● Excerpted records
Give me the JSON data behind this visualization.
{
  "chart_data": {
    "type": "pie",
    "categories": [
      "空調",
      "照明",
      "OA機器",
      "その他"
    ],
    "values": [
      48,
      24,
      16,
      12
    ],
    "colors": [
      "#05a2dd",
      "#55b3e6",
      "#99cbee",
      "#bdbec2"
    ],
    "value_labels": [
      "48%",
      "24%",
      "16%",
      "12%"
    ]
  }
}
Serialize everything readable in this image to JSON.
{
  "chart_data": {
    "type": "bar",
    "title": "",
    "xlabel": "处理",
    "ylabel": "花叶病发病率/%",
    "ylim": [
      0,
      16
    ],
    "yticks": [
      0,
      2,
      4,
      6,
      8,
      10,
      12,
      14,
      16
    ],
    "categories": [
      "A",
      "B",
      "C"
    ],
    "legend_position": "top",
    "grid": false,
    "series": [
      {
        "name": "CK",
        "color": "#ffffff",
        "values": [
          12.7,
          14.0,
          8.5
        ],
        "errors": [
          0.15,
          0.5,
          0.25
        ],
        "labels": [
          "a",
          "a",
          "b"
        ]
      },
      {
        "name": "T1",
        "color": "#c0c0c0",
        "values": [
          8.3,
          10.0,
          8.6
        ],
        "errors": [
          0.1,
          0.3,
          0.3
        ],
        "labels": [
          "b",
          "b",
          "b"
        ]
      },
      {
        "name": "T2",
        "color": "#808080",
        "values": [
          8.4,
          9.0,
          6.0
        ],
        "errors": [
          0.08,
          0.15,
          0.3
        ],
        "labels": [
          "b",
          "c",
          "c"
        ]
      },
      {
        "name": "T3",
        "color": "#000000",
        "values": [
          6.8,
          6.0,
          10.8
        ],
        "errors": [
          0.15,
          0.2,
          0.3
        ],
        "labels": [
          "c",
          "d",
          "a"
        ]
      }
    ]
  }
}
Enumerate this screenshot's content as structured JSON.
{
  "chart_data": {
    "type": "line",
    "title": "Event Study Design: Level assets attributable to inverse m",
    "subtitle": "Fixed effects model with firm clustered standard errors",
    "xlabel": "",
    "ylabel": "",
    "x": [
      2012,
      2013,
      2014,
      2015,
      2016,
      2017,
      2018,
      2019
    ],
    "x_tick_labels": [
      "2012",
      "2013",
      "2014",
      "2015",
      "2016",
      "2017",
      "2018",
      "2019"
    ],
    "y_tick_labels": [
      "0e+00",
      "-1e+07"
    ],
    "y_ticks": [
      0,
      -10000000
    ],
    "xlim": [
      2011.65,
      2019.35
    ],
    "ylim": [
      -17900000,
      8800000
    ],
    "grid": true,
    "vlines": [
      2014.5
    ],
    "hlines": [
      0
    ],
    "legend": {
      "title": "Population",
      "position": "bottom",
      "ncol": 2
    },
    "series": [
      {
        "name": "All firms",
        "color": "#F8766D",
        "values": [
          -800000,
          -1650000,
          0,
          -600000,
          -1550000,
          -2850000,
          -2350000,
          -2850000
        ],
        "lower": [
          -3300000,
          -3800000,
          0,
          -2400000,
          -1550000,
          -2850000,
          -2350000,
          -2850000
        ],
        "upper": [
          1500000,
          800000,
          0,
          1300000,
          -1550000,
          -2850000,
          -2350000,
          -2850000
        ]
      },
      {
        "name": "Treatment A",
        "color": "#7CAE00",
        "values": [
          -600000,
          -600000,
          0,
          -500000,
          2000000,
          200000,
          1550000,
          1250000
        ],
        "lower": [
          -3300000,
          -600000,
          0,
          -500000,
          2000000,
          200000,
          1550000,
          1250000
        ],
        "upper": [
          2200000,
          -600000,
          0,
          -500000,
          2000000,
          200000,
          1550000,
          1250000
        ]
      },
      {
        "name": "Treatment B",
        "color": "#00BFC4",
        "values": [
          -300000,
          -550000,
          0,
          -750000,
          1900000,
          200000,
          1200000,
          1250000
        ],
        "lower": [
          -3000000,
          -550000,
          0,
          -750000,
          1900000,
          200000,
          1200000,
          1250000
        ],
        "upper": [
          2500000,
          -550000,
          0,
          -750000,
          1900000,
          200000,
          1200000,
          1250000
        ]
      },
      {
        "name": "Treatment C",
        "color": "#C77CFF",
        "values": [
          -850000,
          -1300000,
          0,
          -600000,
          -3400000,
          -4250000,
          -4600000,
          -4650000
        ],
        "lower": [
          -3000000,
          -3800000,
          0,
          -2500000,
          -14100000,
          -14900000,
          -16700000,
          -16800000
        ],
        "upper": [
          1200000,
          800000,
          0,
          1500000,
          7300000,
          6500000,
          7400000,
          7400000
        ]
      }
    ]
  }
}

● Request
Each line must be given again exactly as written above.

● Solution to this exercise
Give me the JSON data behind this visualization.
{
  "chart_data": {
    "type": "pie",
    "categories": [
      "空調",
      "照明",
      "OA機器",
      "その他"
    ],
    "values": [
      48,
      24,
      16,
      12
    ],
    "colors": [
      "#05a2dd",
      "#55b3e6",
      "#99cbee",
      "#bdbec2"
    ],
    "value_labels": [
      "48%",
      "24%",
      "16%",
      "12%"
    ]
  }
}
Serialize everything readable in this image to JSON.
{
  "chart_data": {
    "type": "bar",
    "title": "",
    "xlabel": "处理",
    "ylabel": "花叶病发病率/%",
    "ylim": [
      0,
      16
    ],
    "yticks": [
      0,
      2,
      4,
      6,
      8,
      10,
      12,
      14,
      16
    ],
    "categories": [
      "A",
      "B",
      "C"
    ],
    "legend_position": "top",
    "grid": false,
    "series": [
      {
        "name": "CK",
        "color": "#ffffff",
        "values": [
          12.7,
          14.0,
          8.5
        ],
        "errors": [
          0.15,
          0.5,
          0.25
        ],
        "labels": [
          "a",
          "a",
          "b"
        ]
      },
      {
        "name": "T1",
        "color": "#c0c0c0",
        "values": [
          8.3,
          10.0,
          8.6
        ],
        "errors": [
          0.1,
          0.3,
          0.3
        ],
        "labels": [
          "b",
          "b",
          "b"
        ]
      },
      {
        "name": "T2",
        "color": "#808080",
        "values": [
          8.4,
          9.0,
          6.0
        ],
        "errors": [
          0.08,
          0.15,
          0.3
        ],
        "labels": [
          "b",
          "c",
          "c"
        ]
      },
      {
        "name": "T3",
        "color": "#000000",
        "values": [
          6.8,
          6.0,
          10.8
        ],
        "errors": [
          0.15,
          0.2,
          0.3
        ],
        "labels": [
          "c",
          "d",
          "a"
        ]
      }
    ]
  }
}
Enumerate this screenshot's content as structured JSON.
{
  "chart_data": {
    "type": "line",
    "title": "Event Study Design: Level assets attributable to inverse m",
    "subtitle": "Fixed effects model with firm clustered standard errors",
    "xlabel": "",
    "ylabel": "",
    "x": [
      2012,
      2013,
      2014,
      2015,
      2016,
      2017,
      2018,
      2019
    ],
    "x_tick_labels": [
      "2012",
      "2013",
      "2014",
      "2015",
      "2016",
      "2017",
      "2018",
      "2019"
    ],
    "y_tick_labels": [
      "0e+00",
      "-1e+07"
    ],
    "y_ticks": [
      0,
      -10000000
    ],
    "xlim": [
      2011.65,
      2019.35
    ],
    "ylim": [
      -17900000,
      8800000
    ],
    "grid": true,
    "vlines": [
      2014.5
    ],
    "hlines": [
      0
    ],
    "legend": {
      "title": "Population",
      "position": "bottom",
      "ncol": 2
    },
    "series": [
      {
        "name": "All firms",
        "color": "#F8766D",
        "values": [
          -800000,
          -1650000,
          0,
          -600000,
          -1550000,
          -2850000,
          -2350000,
          -2850000
        ],
        "lower": [
          -3300000,
          -3800000,
          0,
          -2400000,
          -1550000,
          -2850000,
          -2350000,
          -2850000
        ],
        "upper": [
          1500000,
          800000,
          0,
          1300000,
          -1550000,
          -2850000,
          -2350000,
          -2850000
        ]
      },
      {
        "name": "Treatment A",
        "color": "#7CAE00",
        "values": [
          -600000,
          -600000,
          0,
          -500000,
          2000000,
          200000,
          1550000,
          1250000
        ],
        "lower": [
          -3300000,
          -600000,
          0,
          -500000,
          2000000,
          200000,
          1550000,
          1250000
        ],
        "upper": [
          2200000,
          -600000,
          0,
          -500000,
          2000000,
          200000,
          1550000,
          1250000
        ]
      },
      {
        "name": "Treatment B",
        "color": "#00BFC4",
        "values": [
          -300000,
          -550000,
          0,
          -750000,
          1900000,
          200000,
          1200000,
          1250000
        ],
        "lower": [
          -3000000,
          -550000,
          0,
          -750000,
          1900000,
          200000,
          1200000,
          1250000
        ],
        "upper": [
          2500000,
          -550000,
          0,
          -750000,
          1900000,
          200000,
          1200000,
          1250000
        ]
      },
      {
        "name": "Treatment C",
        "color": "#C77CFF",
        "values": [
          -850000,
          -1300000,
          0,
          -600000,
          -3400000,
          -4250000,
          -4600000,
          -4650000
        ],
        "lower": [
          -3000000,
          -3800000,
          0,
          -2500000,
          -14100000,
          -14900000,
          -16700000,
          -16800000
        ],
        "upper": [
          1200000,
          800000,
          0,
          1500000,
          7300000,
          6500000,
          7400000,
          7400000
        ]
      }
    ]
  }
}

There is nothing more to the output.